**Stated exercise:** Transcribe the listing that follows in full, omitting pictures.

**Data rows:**

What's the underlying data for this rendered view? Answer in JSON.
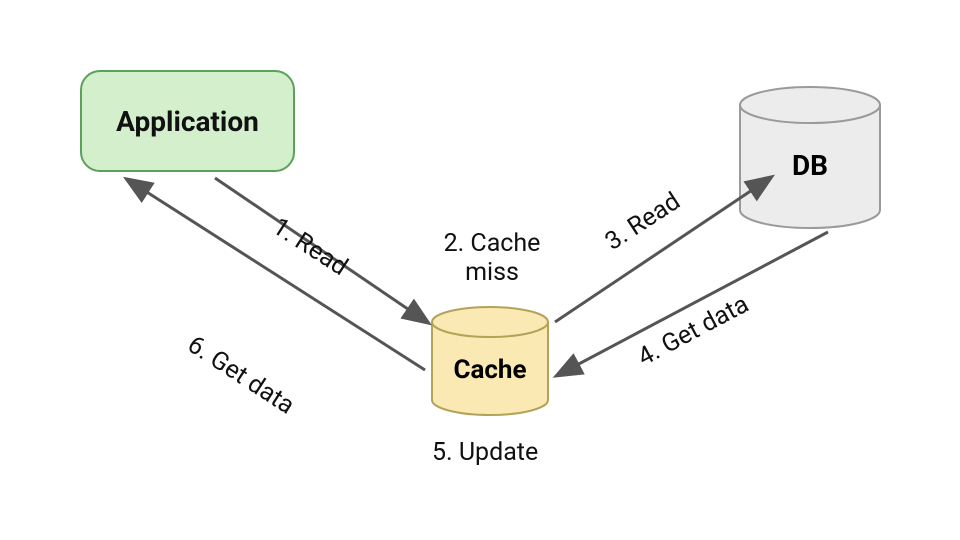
{
  "nodes": {
    "application": {
      "label": "Application",
      "fill": "#d4efcc",
      "stroke": "#5aa15a"
    },
    "cache": {
      "label": "Cache",
      "fill": "#fbe9b3",
      "stroke": "#b3a35a"
    },
    "db": {
      "label": "DB",
      "fill": "#ececec",
      "stroke": "#9a9a9a"
    }
  },
  "steps": {
    "s1": "1. Read",
    "s2": "2. Cache miss",
    "s3": "3. Read",
    "s4": "4. Get data",
    "s5": "5. Update",
    "s6": "6. Get data"
  },
  "arrow_color": "#555555"
}
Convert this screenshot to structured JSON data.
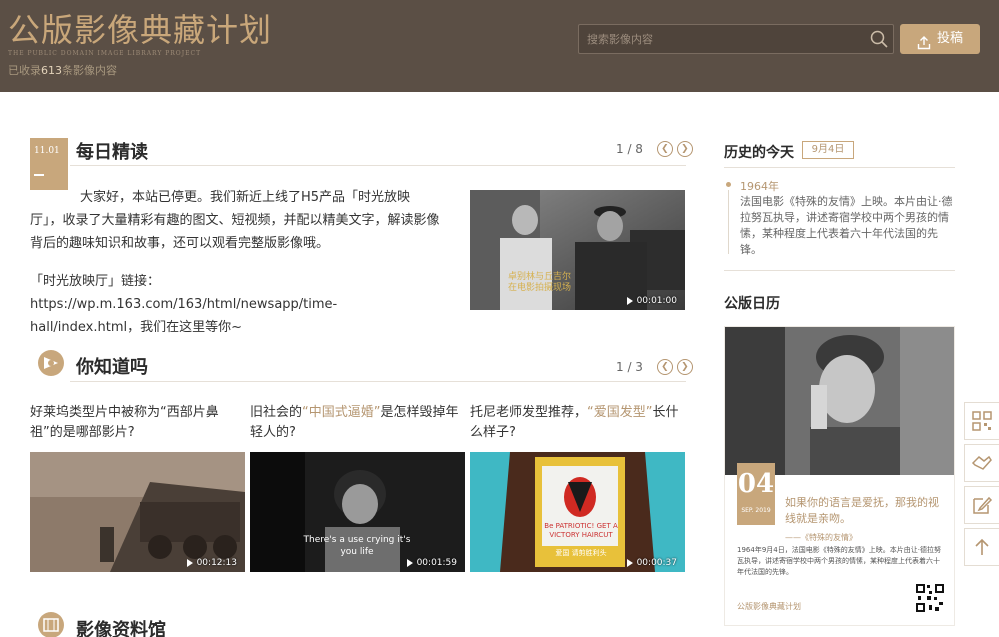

**Expected output:**
What's the underlying data for this rendered view? Answer in JSON.
{
  "nodes": {
    "application": {
      "label": "Application",
      "fill": "#d4efcc",
      "stroke": "#5aa15a"
    },
    "cache": {
      "label": "Cache",
      "fill": "#fbe9b3",
      "stroke": "#b3a35a"
    },
    "db": {
      "label": "DB",
      "fill": "#ececec",
      "stroke": "#9a9a9a"
    }
  },
  "steps": {
    "s1": "1. Read",
    "s2": "2. Cache miss",
    "s3": "3. Read",
    "s4": "4. Get data",
    "s5": "5. Update",
    "s6": "6. Get data"
  },
  "arrow_color": "#555555"
}
Convert this screenshot to structured JSON data.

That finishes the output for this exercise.